Records about charts and figures
=======
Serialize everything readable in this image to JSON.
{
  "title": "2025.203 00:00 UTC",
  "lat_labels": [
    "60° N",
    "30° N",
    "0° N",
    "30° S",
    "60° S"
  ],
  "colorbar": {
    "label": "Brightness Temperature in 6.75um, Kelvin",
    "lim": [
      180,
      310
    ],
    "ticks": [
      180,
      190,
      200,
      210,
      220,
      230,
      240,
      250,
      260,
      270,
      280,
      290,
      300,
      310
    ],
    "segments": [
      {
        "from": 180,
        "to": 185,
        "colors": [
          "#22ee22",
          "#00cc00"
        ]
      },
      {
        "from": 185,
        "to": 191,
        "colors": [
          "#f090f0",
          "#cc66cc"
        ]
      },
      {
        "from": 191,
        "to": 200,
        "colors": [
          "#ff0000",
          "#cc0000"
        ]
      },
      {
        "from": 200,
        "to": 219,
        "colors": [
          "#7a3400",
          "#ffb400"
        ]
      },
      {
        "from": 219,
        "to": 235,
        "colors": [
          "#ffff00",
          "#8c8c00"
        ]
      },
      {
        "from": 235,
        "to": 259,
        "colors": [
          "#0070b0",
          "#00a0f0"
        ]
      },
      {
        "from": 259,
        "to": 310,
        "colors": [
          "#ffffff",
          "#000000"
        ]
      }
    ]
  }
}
=======
Task details: Go through the entries and return each line where the word "from" appears.

Reply:
        "from": 180,
        "from": 185,
        "from": 191,
        "from": 200,
        "from": 219,
        "from": 235,
        "from": 259,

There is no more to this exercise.